▶ **Task statement**:
Scan the data. Collect each line that contains the word "jemu".

◆ ◆ ◆ ◆ ◆ ◆ ◆

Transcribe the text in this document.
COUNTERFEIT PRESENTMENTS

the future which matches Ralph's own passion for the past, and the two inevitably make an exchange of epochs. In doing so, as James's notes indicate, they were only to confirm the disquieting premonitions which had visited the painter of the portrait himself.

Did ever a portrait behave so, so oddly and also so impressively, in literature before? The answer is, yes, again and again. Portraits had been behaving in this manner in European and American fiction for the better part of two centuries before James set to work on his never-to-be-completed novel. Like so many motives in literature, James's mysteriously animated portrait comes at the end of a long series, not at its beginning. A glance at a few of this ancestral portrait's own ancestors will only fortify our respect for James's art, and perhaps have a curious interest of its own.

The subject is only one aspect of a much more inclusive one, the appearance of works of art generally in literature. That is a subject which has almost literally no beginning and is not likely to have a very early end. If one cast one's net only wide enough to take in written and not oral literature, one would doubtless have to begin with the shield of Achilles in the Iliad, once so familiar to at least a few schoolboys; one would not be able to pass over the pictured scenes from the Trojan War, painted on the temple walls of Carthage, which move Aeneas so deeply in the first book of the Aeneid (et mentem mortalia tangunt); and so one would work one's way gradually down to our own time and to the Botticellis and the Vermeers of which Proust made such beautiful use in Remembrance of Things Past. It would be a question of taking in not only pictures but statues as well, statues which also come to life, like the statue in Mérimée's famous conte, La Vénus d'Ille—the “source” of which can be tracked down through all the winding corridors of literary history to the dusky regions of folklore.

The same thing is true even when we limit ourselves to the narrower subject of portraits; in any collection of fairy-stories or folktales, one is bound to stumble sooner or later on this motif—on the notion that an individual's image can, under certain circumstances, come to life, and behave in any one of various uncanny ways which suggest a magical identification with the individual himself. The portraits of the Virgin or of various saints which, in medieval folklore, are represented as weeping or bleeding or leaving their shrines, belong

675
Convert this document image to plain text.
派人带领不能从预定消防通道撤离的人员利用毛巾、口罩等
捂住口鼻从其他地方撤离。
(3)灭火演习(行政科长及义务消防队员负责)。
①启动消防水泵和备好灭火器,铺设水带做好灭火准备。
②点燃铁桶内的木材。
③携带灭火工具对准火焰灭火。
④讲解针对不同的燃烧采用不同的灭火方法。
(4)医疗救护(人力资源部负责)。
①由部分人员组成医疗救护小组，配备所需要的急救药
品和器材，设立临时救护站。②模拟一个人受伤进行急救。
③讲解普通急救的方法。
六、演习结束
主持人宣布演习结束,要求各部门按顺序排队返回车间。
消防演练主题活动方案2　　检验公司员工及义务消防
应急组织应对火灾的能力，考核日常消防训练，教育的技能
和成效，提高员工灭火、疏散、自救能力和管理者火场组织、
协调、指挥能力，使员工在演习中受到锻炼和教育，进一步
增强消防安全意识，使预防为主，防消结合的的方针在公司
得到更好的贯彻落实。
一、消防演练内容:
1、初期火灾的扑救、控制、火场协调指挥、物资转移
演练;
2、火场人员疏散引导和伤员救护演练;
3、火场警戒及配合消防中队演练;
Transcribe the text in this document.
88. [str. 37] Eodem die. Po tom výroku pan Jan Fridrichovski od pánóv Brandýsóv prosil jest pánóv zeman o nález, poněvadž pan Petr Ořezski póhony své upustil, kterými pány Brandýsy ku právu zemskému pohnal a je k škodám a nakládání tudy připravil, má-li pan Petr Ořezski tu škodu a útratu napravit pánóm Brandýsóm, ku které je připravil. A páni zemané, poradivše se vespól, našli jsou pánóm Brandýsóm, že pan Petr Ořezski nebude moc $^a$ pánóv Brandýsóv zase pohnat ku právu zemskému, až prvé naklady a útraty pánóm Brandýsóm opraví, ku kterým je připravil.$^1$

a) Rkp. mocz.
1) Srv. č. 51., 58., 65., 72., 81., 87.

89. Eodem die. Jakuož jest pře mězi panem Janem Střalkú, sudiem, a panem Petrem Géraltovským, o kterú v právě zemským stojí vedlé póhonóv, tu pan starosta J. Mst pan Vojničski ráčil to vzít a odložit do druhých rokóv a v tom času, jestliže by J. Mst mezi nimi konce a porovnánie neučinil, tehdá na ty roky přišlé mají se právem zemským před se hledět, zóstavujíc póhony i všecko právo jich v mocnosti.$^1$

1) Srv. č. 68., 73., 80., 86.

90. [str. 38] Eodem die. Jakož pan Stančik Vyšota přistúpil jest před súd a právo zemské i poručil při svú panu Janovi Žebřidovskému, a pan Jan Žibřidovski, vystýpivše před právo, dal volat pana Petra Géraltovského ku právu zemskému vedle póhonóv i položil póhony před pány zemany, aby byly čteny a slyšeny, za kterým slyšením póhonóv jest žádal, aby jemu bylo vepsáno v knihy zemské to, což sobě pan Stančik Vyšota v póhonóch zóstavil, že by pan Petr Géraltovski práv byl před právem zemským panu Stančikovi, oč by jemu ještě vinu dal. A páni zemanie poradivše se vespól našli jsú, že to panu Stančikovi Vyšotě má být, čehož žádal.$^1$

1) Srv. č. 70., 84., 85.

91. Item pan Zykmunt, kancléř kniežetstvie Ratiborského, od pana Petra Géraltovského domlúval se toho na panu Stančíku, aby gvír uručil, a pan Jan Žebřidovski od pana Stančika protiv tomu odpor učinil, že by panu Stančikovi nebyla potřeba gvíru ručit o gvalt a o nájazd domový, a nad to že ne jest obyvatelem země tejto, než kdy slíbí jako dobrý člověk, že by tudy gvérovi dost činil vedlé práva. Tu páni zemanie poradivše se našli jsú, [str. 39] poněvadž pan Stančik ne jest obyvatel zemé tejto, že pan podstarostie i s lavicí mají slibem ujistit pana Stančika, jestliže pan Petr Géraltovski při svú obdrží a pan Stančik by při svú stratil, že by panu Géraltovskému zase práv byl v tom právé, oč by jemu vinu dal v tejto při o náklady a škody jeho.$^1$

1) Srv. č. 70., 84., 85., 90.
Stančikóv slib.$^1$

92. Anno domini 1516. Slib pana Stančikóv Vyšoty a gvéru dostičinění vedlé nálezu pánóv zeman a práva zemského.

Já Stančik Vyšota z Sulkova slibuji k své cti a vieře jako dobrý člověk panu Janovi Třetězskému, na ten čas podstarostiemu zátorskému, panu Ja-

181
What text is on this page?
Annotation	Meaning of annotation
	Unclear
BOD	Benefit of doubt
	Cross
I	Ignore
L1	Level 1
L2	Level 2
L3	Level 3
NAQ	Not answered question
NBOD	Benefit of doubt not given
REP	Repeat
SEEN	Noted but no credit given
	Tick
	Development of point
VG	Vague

◆ ◆ ◆ ◆ ◆ ◆ ◆

▶ **Result of this task**:
90. [str. 38] Eodem die. Jakož pan Stančik Vyšota přistúpil jest před súd a právo zemské i poručil při svú panu Janovi Žebřidovskému, a pan Jan Žibřidovski, vystýpivše před právo, dal volat pana Petra Géraltovského ku právu zemskému vedle póhonóv i položil póhony před pány zemany, aby byly čteny a slyšeny, za kterým slyšením póhonóv jest žádal, aby jemu bylo vepsáno v knihy zemské to, což sobě pan Stančik Vyšota v póhonóch zóstavil, že by pan Petr Géraltovski práv byl před právem zemským panu Stančikovi, oč by jemu ještě vinu dal. A páni zemanie poradivše se vespól našli jsú, že to panu Stančikovi Vyšotě má být, čehož žádal.$^1$
91. Item pan Zykmunt, kancléř kniežetstvie Ratiborského, od pana Petra Géraltovského domlúval se toho na panu Stančíku, aby gvír uručil, a pan Jan Žebřidovski od pana Stančika protiv tomu odpor učinil, že by panu Stančikovi nebyla potřeba gvíru ručit o gvalt a o nájazd domový, a nad to že ne jest obyvatelem země tejto, než kdy slíbí jako dobrý člověk, že by tudy gvérovi dost činil vedlé práva. Tu páni zemanie poradivše se našli jsú, [str. 39] poněvadž pan Stančik ne jest obyvatel zemé tejto, že pan podstarostie i s lavicí mají slibem ujistit pana Stančika, jestliže pan Petr Géraltovski při svú obdrží a pan Stančik by při svú stratil, že by panu Géraltovskému zase práv byl v tom právé, oč by jemu vinu dal v tejto při o náklady a škody jeho.$^1$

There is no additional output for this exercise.